> REQUIREMENT
Only the lines from the line containing "Decode this image" to the end of the entries should be repeated, exactly as they appear.

====

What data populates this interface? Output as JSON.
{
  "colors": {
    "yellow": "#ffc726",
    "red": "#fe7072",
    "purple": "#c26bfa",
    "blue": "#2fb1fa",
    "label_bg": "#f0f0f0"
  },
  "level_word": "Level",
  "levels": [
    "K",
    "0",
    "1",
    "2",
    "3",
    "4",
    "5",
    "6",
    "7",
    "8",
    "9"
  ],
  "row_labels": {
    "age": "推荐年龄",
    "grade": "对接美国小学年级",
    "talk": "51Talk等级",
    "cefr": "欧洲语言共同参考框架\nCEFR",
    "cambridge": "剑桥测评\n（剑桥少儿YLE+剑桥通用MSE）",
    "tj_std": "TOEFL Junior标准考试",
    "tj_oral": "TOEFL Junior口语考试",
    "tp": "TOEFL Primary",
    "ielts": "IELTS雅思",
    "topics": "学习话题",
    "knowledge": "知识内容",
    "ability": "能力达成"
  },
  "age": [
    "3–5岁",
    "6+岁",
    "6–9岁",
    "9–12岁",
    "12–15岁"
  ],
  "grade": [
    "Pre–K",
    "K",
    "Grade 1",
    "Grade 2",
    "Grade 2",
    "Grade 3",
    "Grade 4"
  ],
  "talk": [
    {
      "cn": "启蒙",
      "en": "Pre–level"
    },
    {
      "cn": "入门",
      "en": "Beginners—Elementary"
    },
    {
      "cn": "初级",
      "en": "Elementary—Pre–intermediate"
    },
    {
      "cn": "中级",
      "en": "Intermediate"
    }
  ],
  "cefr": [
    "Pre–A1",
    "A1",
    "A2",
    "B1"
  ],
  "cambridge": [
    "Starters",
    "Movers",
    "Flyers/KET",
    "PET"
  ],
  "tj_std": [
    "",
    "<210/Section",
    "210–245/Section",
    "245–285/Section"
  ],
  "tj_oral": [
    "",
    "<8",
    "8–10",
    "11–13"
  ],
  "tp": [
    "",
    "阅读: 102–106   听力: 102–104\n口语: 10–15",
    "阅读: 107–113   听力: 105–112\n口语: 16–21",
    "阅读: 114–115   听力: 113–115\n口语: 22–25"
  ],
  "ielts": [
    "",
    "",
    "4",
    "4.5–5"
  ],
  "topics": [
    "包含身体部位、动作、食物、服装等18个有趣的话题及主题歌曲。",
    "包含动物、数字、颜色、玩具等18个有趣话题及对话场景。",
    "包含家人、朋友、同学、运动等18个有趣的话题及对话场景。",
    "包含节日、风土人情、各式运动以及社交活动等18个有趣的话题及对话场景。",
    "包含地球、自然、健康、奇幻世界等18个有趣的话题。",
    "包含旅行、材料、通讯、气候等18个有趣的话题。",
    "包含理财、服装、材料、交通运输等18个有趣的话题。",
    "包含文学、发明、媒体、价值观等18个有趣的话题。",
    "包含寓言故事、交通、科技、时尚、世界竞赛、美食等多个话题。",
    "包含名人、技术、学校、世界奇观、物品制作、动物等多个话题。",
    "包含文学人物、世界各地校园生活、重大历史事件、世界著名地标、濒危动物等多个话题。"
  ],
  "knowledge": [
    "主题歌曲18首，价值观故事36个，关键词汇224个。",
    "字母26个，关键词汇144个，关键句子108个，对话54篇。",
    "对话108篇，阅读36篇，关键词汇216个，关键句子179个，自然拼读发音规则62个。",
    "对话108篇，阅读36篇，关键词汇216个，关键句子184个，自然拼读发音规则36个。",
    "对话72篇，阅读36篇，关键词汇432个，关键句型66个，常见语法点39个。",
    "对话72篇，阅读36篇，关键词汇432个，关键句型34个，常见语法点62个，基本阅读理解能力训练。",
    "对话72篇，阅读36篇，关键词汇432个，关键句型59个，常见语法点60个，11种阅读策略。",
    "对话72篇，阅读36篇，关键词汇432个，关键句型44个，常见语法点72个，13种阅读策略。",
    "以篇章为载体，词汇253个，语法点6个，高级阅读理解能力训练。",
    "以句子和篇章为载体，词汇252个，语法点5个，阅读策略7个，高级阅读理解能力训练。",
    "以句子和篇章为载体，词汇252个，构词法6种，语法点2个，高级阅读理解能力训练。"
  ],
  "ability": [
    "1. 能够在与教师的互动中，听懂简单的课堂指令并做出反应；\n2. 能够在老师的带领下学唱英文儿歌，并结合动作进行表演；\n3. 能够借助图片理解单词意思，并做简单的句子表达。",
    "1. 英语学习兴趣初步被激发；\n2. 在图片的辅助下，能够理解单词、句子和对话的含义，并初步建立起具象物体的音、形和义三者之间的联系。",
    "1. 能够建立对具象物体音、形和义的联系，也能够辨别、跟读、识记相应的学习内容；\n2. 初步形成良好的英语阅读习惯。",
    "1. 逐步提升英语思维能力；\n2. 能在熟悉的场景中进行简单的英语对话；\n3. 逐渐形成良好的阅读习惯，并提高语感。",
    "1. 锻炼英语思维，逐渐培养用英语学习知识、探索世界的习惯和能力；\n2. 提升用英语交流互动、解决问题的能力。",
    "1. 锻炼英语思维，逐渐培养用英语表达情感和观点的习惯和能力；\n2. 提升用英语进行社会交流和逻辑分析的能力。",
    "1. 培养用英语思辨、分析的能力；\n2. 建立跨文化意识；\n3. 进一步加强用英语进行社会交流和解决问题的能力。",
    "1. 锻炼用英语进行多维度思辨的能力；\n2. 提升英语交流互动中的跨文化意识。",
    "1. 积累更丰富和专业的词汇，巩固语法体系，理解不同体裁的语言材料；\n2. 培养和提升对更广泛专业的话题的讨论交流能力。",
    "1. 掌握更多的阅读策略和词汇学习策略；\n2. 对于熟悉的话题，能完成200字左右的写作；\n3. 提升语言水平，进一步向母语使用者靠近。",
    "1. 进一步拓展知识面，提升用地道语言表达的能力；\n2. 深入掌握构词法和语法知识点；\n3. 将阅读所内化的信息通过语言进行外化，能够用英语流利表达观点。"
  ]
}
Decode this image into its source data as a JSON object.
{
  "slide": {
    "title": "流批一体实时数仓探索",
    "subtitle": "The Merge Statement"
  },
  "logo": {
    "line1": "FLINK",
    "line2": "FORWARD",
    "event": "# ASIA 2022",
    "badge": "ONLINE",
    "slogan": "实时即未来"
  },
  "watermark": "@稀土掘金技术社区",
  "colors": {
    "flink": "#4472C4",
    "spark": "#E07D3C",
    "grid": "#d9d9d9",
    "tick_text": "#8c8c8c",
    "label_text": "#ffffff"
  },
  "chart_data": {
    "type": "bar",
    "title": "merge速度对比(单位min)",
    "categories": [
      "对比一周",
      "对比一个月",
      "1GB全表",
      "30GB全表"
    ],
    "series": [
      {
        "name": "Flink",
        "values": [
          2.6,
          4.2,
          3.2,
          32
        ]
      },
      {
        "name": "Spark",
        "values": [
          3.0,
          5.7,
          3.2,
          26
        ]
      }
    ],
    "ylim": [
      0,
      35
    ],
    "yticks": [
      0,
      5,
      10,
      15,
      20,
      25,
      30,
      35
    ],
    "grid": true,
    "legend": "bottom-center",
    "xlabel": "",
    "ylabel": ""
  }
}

====

> COMPLETE RESPONSE
Decode this image into its source data as a JSON object.
{
  "slide": {
    "title": "流批一体实时数仓探索",
    "subtitle": "The Merge Statement"
  },
  "logo": {
    "line1": "FLINK",
    "line2": "FORWARD",
    "event": "# ASIA 2022",
    "badge": "ONLINE",
    "slogan": "实时即未来"
  },
  "watermark": "@稀土掘金技术社区",
  "colors": {
    "flink": "#4472C4",
    "spark": "#E07D3C",
    "grid": "#d9d9d9",
    "tick_text": "#8c8c8c",
    "label_text": "#ffffff"
  },
  "chart_data": {
    "type": "bar",
    "title": "merge速度对比(单位min)",
    "categories": [
      "对比一周",
      "对比一个月",
      "1GB全表",
      "30GB全表"
    ],
    "series": [
      {
        "name": "Flink",
        "values": [
          2.6,
          4.2,
          3.2,
          32
        ]
      },
      {
        "name": "Spark",
        "values": [
          3.0,
          5.7,
          3.2,
          26
        ]
      }
    ],
    "ylim": [
      0,
      35
    ],
    "yticks": [
      0,
      5,
      10,
      15,
      20,
      25,
      30,
      35
    ],
    "grid": true,
    "legend": "bottom-center",
    "xlabel": "",
    "ylabel": ""
  }
}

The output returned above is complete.